■ Task objective ■
Pick up the summary of the bill on accessory dwelling units right after its last sentence and keep writing it.

— Start Document section —

The bill would require municipal land use regulations concerning ADUs to comply with the following standards:
· a minimum floor area requirement of no greater than 300 square feet;
· a maximum floor area requirement of no smaller than 1,200 square feet;
· a maximum height requirement of no less than 20 feet;
· no requirement to install fire sprinklers in an ADU if there is no requirement to install fire sprinklers in the primary dwelling;
· no setback requirements for an ADU that is located within an existing structure or a structure constructed in the same location and to the same dimensions as an existing structure being converted to an ADU;
· no more than a five-foot sideyard and rearyard setback requirement for any other ADU;
· an ADU must provide direct exterior access separate from the direct exterior access from the primary dwelling;
· no parking requirement for an ADU in excess of one parking space per ADU, which may be provided as tandem parking; and
· no requirement to replace an offstreet parking space being removed in conjunction with the construction of, or conversion to, an ADU.
If a municipality's land use regulations do not comply with the above requirements, the regulations would be void and unenforceable.
The bill sets forth the following specific circumstances under which a municipal agency may deny an application to develop an ADU:
· the proposed site is located within an area in which there exists insufficient public sewer or water service, and within which there exists severe constraints on the use of wells and septic tanks, which render the addition of a dwelling unit hazardous to the public health; or
· the proposed site is located on a lot so small that an 800 square foot structure cannot be reasonably accommodated without violating the bill's minimum sideyard or rearyard setback requirements.

— End Document section —
— Start Material —

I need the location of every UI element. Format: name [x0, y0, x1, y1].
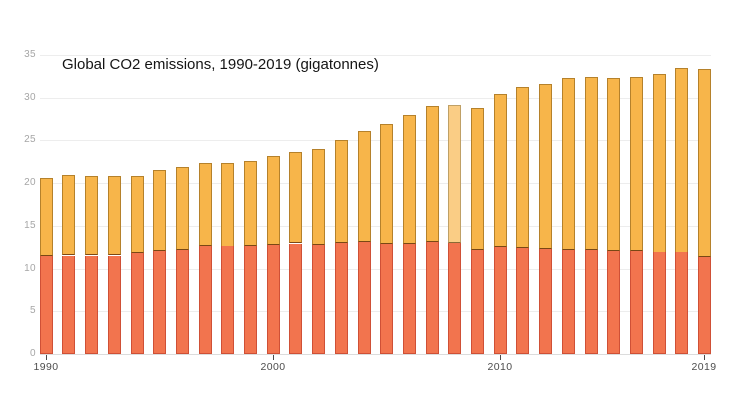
gridline-y-15 [40, 226, 711, 227]
bar-2016-red[interactable] [630, 251, 643, 354]
bar-2010-red[interactable] [494, 247, 507, 354]
bar-2015-red[interactable] [607, 251, 620, 354]
x-axis-label-2010: 2010 [487, 361, 513, 373]
x-tick-2000 [273, 355, 274, 360]
bar-2019-orange[interactable] [698, 69, 711, 257]
bar-2019-red[interactable] [698, 257, 711, 354]
bar-2018-orange[interactable] [675, 68, 688, 253]
bar-1990-orange[interactable] [40, 178, 53, 256]
bar-2012-red[interactable] [539, 249, 552, 354]
bar-1998-orange[interactable] [221, 163, 234, 247]
gridline-y-35 [40, 55, 711, 56]
gridline-y-10 [40, 269, 711, 270]
bar-2015-orange[interactable] [607, 78, 620, 251]
bar-1993-orange[interactable] [108, 176, 121, 255]
bar-2018-red[interactable] [675, 252, 688, 354]
y-axis-label-35: 35 [24, 49, 36, 60]
bar-1997-red[interactable] [199, 246, 212, 354]
bar-1996-red[interactable] [176, 250, 189, 354]
bar-2003-orange[interactable] [335, 140, 348, 243]
gridline-y-25 [40, 140, 711, 141]
x-tick-1990 [46, 355, 47, 360]
bar-2011-red[interactable] [516, 248, 529, 354]
bar-2014-red[interactable] [585, 250, 598, 354]
y-axis-label-30: 30 [24, 92, 36, 103]
bar-2006-red[interactable] [403, 244, 416, 354]
bar-2017-orange[interactable] [653, 74, 666, 253]
bar-2002-orange[interactable] [312, 149, 325, 245]
bar-1995-orange[interactable] [153, 170, 166, 251]
y-axis-label-25: 25 [24, 134, 36, 145]
bar-2004-orange[interactable] [358, 131, 371, 242]
bar-1995-red[interactable] [153, 251, 166, 354]
bar-1997-orange[interactable] [199, 163, 212, 246]
bar-2010-orange[interactable] [494, 94, 507, 247]
x-axis-line [40, 354, 711, 355]
x-tick-2019 [704, 355, 705, 360]
bar-2008-red[interactable] [448, 243, 461, 354]
bar-2012-orange[interactable] [539, 84, 552, 249]
gridline-y-5 [40, 311, 711, 312]
bar-2001-red[interactable] [289, 244, 302, 354]
bar-2016-orange[interactable] [630, 77, 643, 251]
bar-2009-red[interactable] [471, 250, 484, 354]
bar-2004-red[interactable] [358, 242, 371, 354]
bar-2005-orange[interactable] [380, 124, 393, 244]
bar-1999-red[interactable] [244, 246, 257, 354]
x-axis-label-2000: 2000 [260, 361, 286, 373]
bar-2008-orange[interactable] [448, 105, 461, 243]
gridline-y-30 [40, 98, 711, 99]
bar-2005-red[interactable] [380, 244, 393, 354]
bar-2000-red[interactable] [267, 245, 280, 354]
bar-2013-red[interactable] [562, 250, 575, 354]
bar-2000-orange[interactable] [267, 156, 280, 245]
bar-1994-red[interactable] [131, 253, 144, 354]
y-axis-label-10: 10 [24, 263, 36, 274]
bar-2006-orange[interactable] [403, 115, 416, 244]
bar-2009-orange[interactable] [471, 108, 484, 250]
bar-2011-orange[interactable] [516, 87, 529, 248]
bar-1998-red[interactable] [221, 246, 234, 354]
bar-2013-orange[interactable] [562, 78, 575, 250]
y-axis-label-15: 15 [24, 220, 36, 231]
bar-2007-red[interactable] [426, 242, 439, 354]
x-axis-label-2019: 2019 [691, 361, 717, 373]
bar-2007-orange[interactable] [426, 106, 439, 242]
x-axis-label-1990: 1990 [33, 361, 59, 373]
bar-1993-red[interactable] [108, 256, 121, 354]
bar-1996-orange[interactable] [176, 167, 189, 250]
bar-2017-red[interactable] [653, 252, 666, 354]
x-tick-2010 [500, 355, 501, 360]
bar-2002-red[interactable] [312, 245, 325, 354]
y-axis-label-5: 5 [30, 305, 36, 316]
bar-1992-red[interactable] [85, 256, 98, 354]
gridline-y-20 [40, 183, 711, 184]
bar-1992-orange[interactable] [85, 176, 98, 255]
y-axis-label-20: 20 [24, 177, 36, 188]
bar-1994-orange[interactable] [131, 176, 144, 253]
chart-title: Global CO2 emissions, 1990-2019 (gigaton… [62, 56, 379, 73]
bar-1990-red[interactable] [40, 256, 53, 354]
bar-1991-red[interactable] [62, 256, 75, 354]
y-axis-label-0: 0 [30, 348, 36, 359]
bar-2014-orange[interactable] [585, 77, 598, 250]
bar-1999-orange[interactable] [244, 161, 257, 246]
bar-2001-orange[interactable] [289, 152, 302, 243]
bar-1991-orange[interactable] [62, 175, 75, 255]
bar-2003-red[interactable] [335, 243, 348, 354]
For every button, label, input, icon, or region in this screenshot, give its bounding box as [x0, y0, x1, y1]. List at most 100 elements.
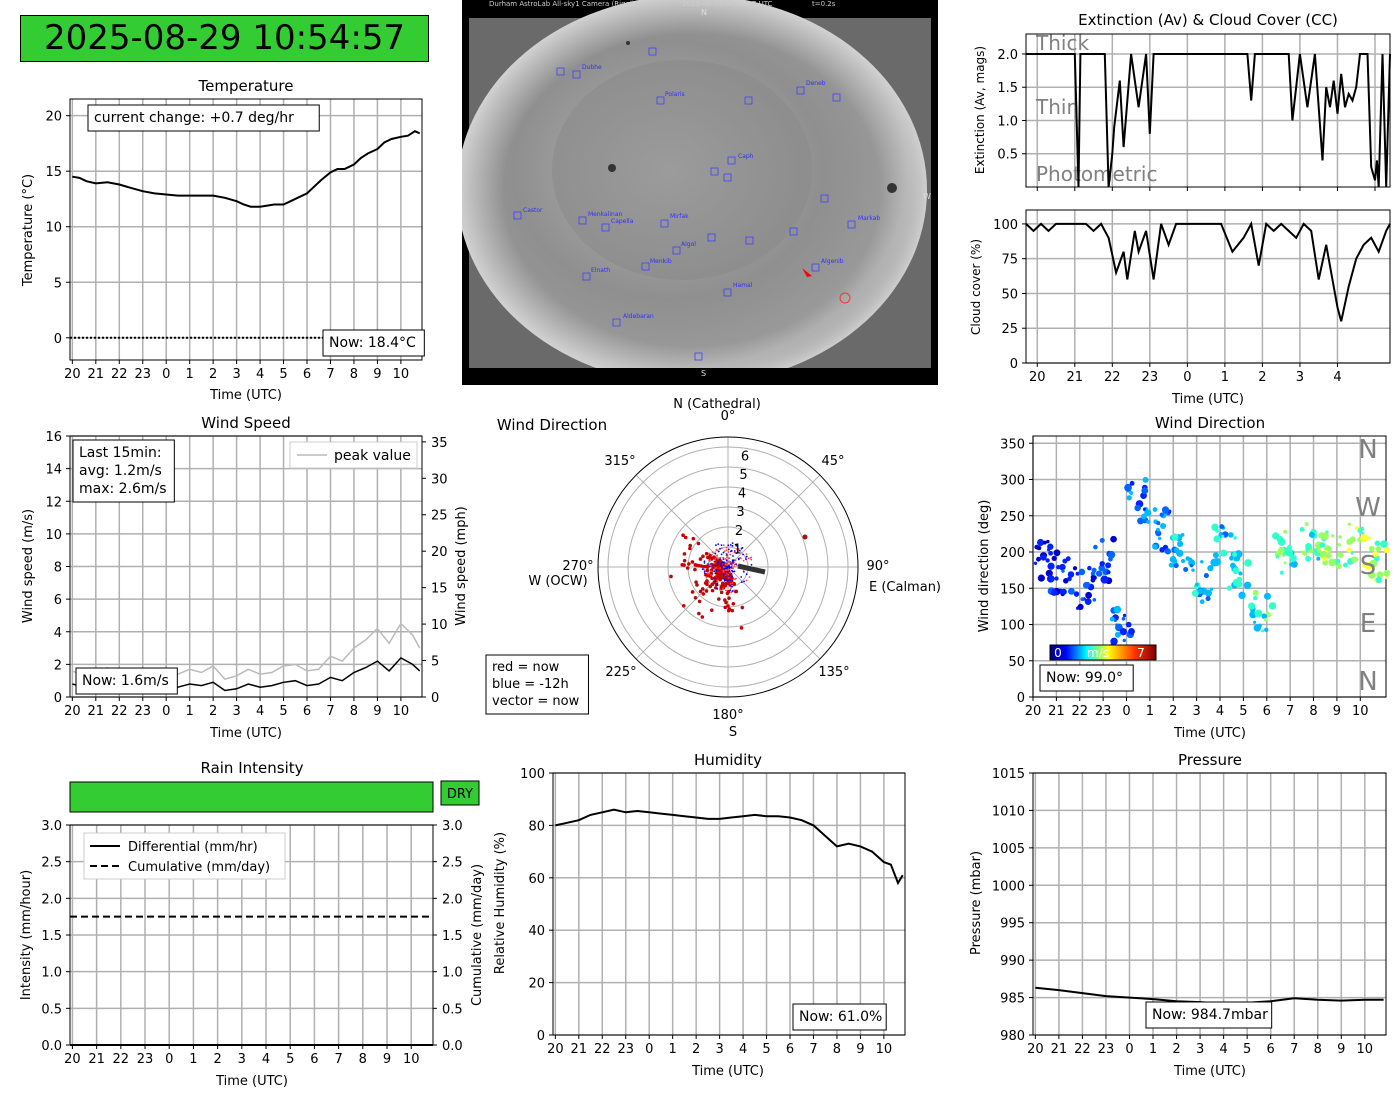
y-tick-label: 80 [528, 819, 545, 834]
wind-dir-point [1180, 533, 1185, 537]
y-tick-label: 3.0 [41, 819, 62, 834]
wind-dir-point [1336, 563, 1342, 570]
wind-dir-point [1252, 589, 1259, 596]
wind-dir-point [1261, 613, 1267, 619]
x-tick-label: 3 [232, 704, 240, 719]
rose-point-old [750, 558, 753, 561]
x-tick-label: 3 [238, 1052, 246, 1067]
wind-dir-point [1050, 588, 1058, 596]
y-tick-label: 8 [54, 561, 62, 576]
wind-dir-point [1102, 577, 1109, 584]
rose-point-now [687, 562, 691, 566]
wind-dir-point [1157, 536, 1162, 541]
wind-dir-point [1383, 569, 1391, 577]
wind-dir-point [1372, 551, 1379, 558]
cloud-cover-ylabel: Cloud cover (%) [969, 239, 983, 335]
y-tick-label: 25 [1001, 322, 1018, 337]
rose-point-now [700, 615, 705, 619]
y-tick-label: 50 [1008, 655, 1025, 670]
x-tick-label: 3 [232, 367, 240, 382]
wind-dir-point [1194, 582, 1199, 587]
rose-angle-label: 135° [818, 665, 849, 680]
wind-dir-point [1319, 542, 1326, 548]
wind-dir-point [1337, 543, 1341, 547]
wind-dir-point [1156, 521, 1161, 526]
rose-point-now [697, 599, 702, 604]
y-tick-label: 0.5 [997, 148, 1018, 163]
rose-point-old [730, 591, 733, 594]
y2-tick-label: 2.5 [442, 856, 463, 871]
rose-legend-box [485, 654, 589, 715]
wind-dir-point [1142, 476, 1149, 483]
rose-point-old [745, 555, 748, 558]
wind-dir-point [1099, 537, 1105, 543]
compass-label: N [1358, 435, 1377, 465]
rose-point-old [727, 573, 730, 576]
rose-point-old [733, 589, 735, 592]
star-label: Mirfak [670, 213, 689, 220]
rose-point-old [722, 573, 725, 576]
rose-point-old [715, 556, 718, 559]
rose-point-old [725, 569, 728, 572]
rose-point-old [740, 581, 743, 584]
wind-dir-title: Wind Direction [1155, 414, 1265, 432]
rose-point-old [740, 576, 743, 578]
wind-dir-point [1263, 592, 1271, 600]
y-tick-label: 2.0 [997, 48, 1018, 63]
rose-point-now [706, 555, 710, 560]
cbar-label: m/s [1087, 646, 1109, 660]
star-label: Algenib [821, 258, 844, 265]
wind-dir-point [1060, 588, 1067, 595]
wind-dir-point [1048, 563, 1052, 567]
rose-point-old [725, 589, 727, 592]
x-tick-label: 20 [1025, 704, 1042, 719]
wind-dir-point [1126, 495, 1132, 501]
wind-dir-point [1283, 529, 1288, 534]
wind-dir-point [1037, 538, 1045, 546]
x-tick-label: 8 [359, 1052, 367, 1067]
x-tick-label: 9 [1337, 1042, 1345, 1057]
wind-dir-point [1108, 556, 1113, 562]
x-tick-label: 22 [594, 1042, 611, 1057]
plot-frame [1032, 772, 1387, 1036]
x-tick-label: 20 [64, 367, 81, 382]
wind-dir-point [1232, 567, 1240, 575]
y-tick-label: 300 [1000, 474, 1025, 489]
rose-point-old [728, 560, 731, 563]
wind-dir-point [1113, 605, 1122, 614]
wind-speed-ylabel2: Wind speed (mph) [454, 506, 469, 626]
wind-dir-point [1301, 550, 1307, 555]
wind-dir-point [1036, 556, 1041, 562]
wind-dir-point [1374, 540, 1381, 546]
rose-point-old [737, 548, 740, 550]
x-tick-label: 7 [809, 1042, 817, 1057]
rose-point-now [726, 604, 730, 608]
rose-point-old [731, 564, 733, 567]
wind-dir-point [1042, 540, 1047, 545]
star-label: Dubhe [582, 64, 602, 71]
y2-tick-label: 15 [431, 582, 448, 597]
y-tick-label: 60 [528, 872, 545, 887]
wind-dir-point [1129, 480, 1135, 486]
rose-point-now [681, 533, 685, 538]
rose-point-old [745, 553, 748, 556]
rose-point-old [724, 557, 727, 560]
wind-dir-point [1095, 570, 1103, 577]
wind-dir-point [1212, 552, 1219, 559]
rose-point-old [733, 550, 736, 552]
y2-tick-label: 10 [431, 618, 448, 633]
x-tick-label: 10 [393, 704, 410, 719]
wind-dir-point [1134, 504, 1141, 512]
wind-dir-point [1072, 566, 1078, 571]
rose-point-old [745, 573, 748, 576]
wind-dir-point [1351, 556, 1358, 563]
wind-dir-point [1087, 565, 1092, 571]
rose-point-now [697, 611, 701, 616]
rose-point-old [742, 570, 745, 573]
rose-point-old [724, 579, 727, 582]
wind-dir-point [1263, 617, 1268, 622]
rose-point-now [688, 546, 692, 551]
rose-point-old [727, 544, 730, 547]
star-label: Castor [523, 207, 543, 214]
wind-dir-point [1380, 540, 1388, 548]
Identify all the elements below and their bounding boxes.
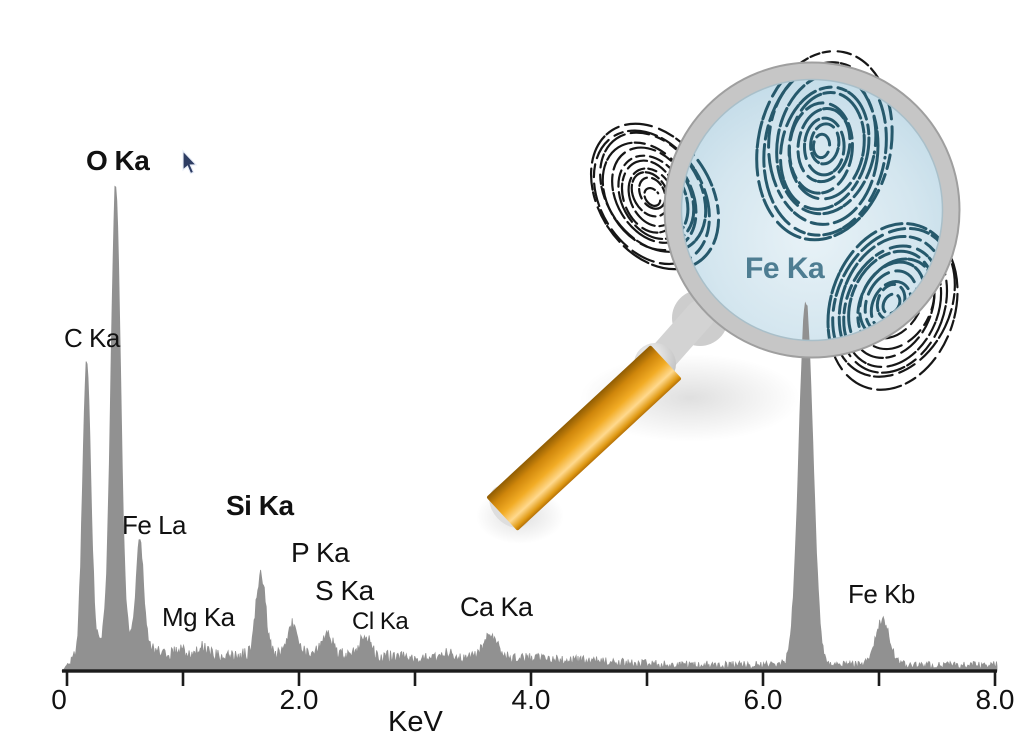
spectrum-plot — [61, 185, 998, 686]
x-axis-tick — [297, 671, 301, 686]
x-tick-label: 8.0 — [975, 684, 1015, 715]
peak-label-c-ka: C Ka — [64, 323, 120, 353]
peak-label-fe-ka: Fe Ka — [745, 252, 825, 285]
x-tick-label: 2.0 — [279, 684, 319, 715]
peak-label-o-ka: O Ka — [86, 145, 150, 176]
peak-label-fe-la: Fe La — [122, 510, 187, 540]
x-tick-label: 4.0 — [511, 684, 551, 715]
peak-label-s-ka: S Ka — [315, 575, 374, 606]
x-axis-line — [62, 669, 997, 673]
x-tick-label: 0 — [51, 684, 67, 715]
x-axis-tick — [529, 671, 533, 686]
x-axis-tick — [877, 671, 881, 686]
cursor-icon — [182, 149, 198, 175]
spectrum-area — [61, 185, 998, 672]
lens-rim — [663, 61, 961, 359]
magnifier-handle — [487, 345, 681, 531]
peak-label-si-ka: Si Ka — [226, 490, 294, 521]
x-axis-tick — [65, 671, 69, 686]
x-axis-tick — [993, 671, 997, 686]
x-axis-tick — [413, 671, 417, 686]
x-axis-tick — [181, 671, 185, 686]
x-tick-label: 6.0 — [743, 684, 783, 715]
x-axis-tick — [645, 671, 649, 686]
peak-label-ca-ka: Ca Ka — [460, 592, 533, 622]
peak-label-cl-ka: Cl Ka — [352, 608, 409, 635]
peak-label-fe-kb: Fe Kb — [848, 579, 915, 609]
x-axis-tick — [761, 671, 765, 686]
peak-label-mg-ka: Mg Ka — [162, 602, 235, 632]
x-axis-title: KeV — [388, 706, 443, 738]
handle-grip — [487, 345, 681, 531]
peak-label-p-ka: P Ka — [291, 537, 350, 568]
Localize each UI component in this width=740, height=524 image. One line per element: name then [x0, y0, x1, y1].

— End Material —

■ Response for this exercise ■
The bill would allow a municipality's land use regulations to:
· establish reasonable landscaping standards for detached ADUs;
· impose architectural review requirements for an application proposing to develop an ADU within an area designated as a historic district, if the proposed development requires either new construction or exterior modification of an existing structure;
· reduce or eliminate off-street parking requirements imposed upon the development of an ADU otherwise applicable under municipal land use regulation or Statewide site improvement standards;
· provide that a municipal agency shall not approve an application to develop an ADU on a parcel of property unless the applicant is the owner-occupant of an existing or proposed primary dwelling on the property;
· provide that an ADU is prohibited from being rented for a period of less than 30 days;
· provide that an ADU is a permitted use in additional zoning districts; and
· limit the maximum size of an ADU constructed separately from the primary dwelling to that square footage that is not in excess of 60 percent of the lot's buildable area, as defined in the bill.
The bill provides that an application to develop an ADU is to be considered and approved ministerially, without public hearing, and without review beyond that necessary to determine compliance with the provisions of the bill or municipal land use regulations adopted consistent with the bill. The bill would allow a municipal agency to charge a reasonable fee to cover the costs associated with reviewing and approving an application to develop an accessory dwelling unit.
The bill requires a municipal agency to provide an applicant with its decision on an application to develop an ADU within 60 days of the date the applicant submits a complete application. Unless the applicant agrees to toll this 60-day time period, if the municipal agency does not act upon the application within the 60-day time period, the application is to be deemed approved.
If an application to develop an ADU is submitted together with an application to develop a new single-family dwelling on the same lot, upon the applicant's request, the appropriate municipal agency is to consider and act upon both applications as a single application. The bill would prohibit a municipal agency from imposing conditions, beyond those necessary to comply with the provisions of the bill, upon the approval of an application to develop an ADU, if the application is submitted together with an application to develop a new single-family dwelling on the same lot.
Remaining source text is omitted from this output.